# START OF DATASET CONTENT

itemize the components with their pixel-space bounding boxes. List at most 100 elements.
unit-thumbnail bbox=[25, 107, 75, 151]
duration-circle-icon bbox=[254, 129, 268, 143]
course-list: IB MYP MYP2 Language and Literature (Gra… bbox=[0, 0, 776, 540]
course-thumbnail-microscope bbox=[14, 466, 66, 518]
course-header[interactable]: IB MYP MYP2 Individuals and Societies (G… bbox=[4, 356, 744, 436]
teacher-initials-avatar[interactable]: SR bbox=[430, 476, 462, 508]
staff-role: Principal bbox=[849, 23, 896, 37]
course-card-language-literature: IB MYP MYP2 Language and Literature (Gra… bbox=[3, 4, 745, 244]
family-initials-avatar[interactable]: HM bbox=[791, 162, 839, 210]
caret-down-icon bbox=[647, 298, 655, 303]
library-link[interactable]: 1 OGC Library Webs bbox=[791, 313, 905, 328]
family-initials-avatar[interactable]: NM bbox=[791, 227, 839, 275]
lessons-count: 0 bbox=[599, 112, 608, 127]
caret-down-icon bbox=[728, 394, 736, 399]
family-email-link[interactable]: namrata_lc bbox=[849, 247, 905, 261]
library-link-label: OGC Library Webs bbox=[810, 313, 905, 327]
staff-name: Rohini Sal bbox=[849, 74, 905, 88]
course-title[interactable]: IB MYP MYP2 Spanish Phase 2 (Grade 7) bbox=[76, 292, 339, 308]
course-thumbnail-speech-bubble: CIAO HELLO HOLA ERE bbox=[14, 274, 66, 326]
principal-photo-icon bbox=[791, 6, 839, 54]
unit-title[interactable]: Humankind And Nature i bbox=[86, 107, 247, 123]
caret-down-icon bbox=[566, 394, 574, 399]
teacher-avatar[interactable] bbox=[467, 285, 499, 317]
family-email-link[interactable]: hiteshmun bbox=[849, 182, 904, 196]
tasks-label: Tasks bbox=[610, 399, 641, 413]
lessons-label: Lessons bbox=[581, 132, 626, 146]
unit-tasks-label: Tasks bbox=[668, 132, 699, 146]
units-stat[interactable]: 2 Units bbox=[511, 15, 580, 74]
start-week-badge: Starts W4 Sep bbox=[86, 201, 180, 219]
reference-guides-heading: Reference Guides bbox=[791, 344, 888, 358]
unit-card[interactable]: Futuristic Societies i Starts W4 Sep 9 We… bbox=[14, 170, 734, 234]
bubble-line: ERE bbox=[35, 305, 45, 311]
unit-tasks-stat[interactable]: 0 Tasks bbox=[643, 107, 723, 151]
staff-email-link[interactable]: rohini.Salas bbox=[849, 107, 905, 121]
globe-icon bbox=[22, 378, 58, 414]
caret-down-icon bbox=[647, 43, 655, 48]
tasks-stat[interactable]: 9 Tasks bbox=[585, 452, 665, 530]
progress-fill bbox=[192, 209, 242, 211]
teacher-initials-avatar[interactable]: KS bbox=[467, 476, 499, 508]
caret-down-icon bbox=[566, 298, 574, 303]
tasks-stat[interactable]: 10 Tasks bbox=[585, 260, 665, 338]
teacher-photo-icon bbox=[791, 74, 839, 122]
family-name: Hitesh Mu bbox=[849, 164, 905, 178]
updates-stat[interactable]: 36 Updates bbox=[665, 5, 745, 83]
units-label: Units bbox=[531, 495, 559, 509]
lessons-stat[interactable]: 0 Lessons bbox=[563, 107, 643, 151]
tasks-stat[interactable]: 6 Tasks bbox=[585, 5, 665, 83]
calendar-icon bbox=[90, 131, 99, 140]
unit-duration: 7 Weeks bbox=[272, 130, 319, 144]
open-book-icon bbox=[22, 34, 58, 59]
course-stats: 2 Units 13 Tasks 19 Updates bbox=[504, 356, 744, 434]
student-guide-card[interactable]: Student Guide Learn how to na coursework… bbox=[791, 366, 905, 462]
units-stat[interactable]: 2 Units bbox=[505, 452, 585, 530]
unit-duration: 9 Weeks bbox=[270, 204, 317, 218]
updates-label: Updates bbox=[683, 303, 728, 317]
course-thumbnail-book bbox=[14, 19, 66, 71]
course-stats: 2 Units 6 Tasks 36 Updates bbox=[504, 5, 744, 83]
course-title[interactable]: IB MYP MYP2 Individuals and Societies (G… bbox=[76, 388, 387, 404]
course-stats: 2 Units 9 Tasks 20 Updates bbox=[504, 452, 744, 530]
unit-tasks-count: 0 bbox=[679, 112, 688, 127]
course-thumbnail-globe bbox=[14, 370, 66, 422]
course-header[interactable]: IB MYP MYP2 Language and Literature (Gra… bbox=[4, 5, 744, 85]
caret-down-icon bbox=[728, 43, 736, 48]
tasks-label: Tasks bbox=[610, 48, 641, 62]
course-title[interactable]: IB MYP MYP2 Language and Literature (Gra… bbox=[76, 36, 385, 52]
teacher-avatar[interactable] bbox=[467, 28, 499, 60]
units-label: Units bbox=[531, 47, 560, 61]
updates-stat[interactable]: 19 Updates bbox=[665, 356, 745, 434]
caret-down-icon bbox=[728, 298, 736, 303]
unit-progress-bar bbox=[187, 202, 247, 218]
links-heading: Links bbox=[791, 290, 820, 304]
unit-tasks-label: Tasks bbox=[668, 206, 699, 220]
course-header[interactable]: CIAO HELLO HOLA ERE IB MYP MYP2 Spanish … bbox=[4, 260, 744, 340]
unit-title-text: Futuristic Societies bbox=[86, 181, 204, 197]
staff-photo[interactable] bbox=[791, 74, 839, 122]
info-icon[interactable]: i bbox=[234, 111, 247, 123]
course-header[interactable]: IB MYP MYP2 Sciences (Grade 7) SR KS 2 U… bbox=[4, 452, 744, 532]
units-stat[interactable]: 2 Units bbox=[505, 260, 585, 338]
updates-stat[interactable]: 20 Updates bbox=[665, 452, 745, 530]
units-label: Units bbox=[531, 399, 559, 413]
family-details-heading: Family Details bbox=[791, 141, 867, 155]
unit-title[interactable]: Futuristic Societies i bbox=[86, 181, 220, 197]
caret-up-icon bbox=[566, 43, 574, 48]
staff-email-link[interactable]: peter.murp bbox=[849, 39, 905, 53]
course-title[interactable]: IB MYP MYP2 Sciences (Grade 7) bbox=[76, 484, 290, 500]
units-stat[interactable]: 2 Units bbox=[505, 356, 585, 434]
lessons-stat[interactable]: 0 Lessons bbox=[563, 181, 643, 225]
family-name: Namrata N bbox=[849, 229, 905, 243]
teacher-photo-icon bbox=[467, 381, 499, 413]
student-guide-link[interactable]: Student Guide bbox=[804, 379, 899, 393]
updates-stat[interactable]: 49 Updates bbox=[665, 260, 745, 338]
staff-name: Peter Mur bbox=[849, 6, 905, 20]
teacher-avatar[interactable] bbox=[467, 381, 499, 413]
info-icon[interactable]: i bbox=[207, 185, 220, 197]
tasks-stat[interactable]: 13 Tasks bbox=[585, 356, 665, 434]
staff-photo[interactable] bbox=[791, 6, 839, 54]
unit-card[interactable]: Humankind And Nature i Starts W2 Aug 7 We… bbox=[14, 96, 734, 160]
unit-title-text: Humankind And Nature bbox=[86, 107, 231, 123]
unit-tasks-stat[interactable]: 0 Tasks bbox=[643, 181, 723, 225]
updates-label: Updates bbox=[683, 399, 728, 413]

# END OF DATASET CONTENT
# START OF DATASET CONTENT

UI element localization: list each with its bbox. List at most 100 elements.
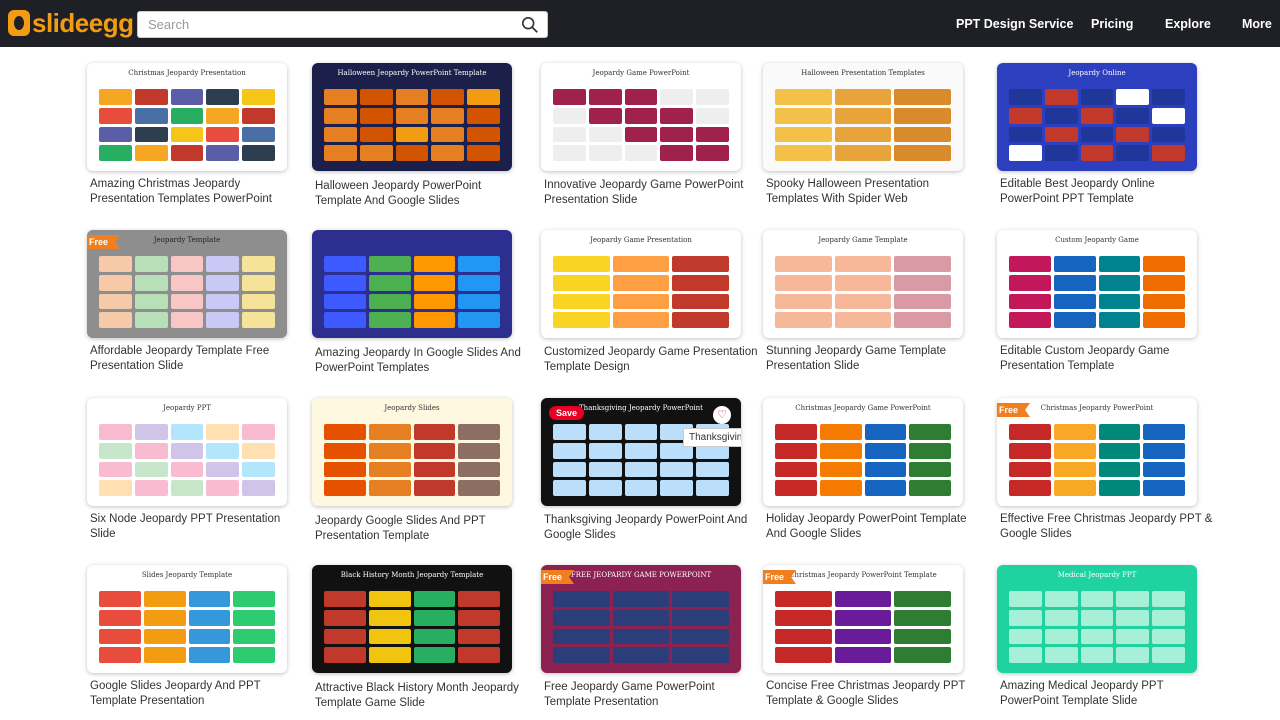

# END OF DATASET CONTENT

• WHAT THIS TASK INVOLVES:
Copy out everything from the line containing "itemize the components" down to the line containing "course-list: IB MYP", with both of those lines included.

• OUTPUT FOR THIS TASK:
itemize the components with their pixel-space bounding boxes. List at most 100 elements.
unit-thumbnail bbox=[25, 107, 75, 151]
duration-circle-icon bbox=[254, 129, 268, 143]
course-list: IB MYP MYP2 Language and Literature (Gra… bbox=[0, 0, 776, 540]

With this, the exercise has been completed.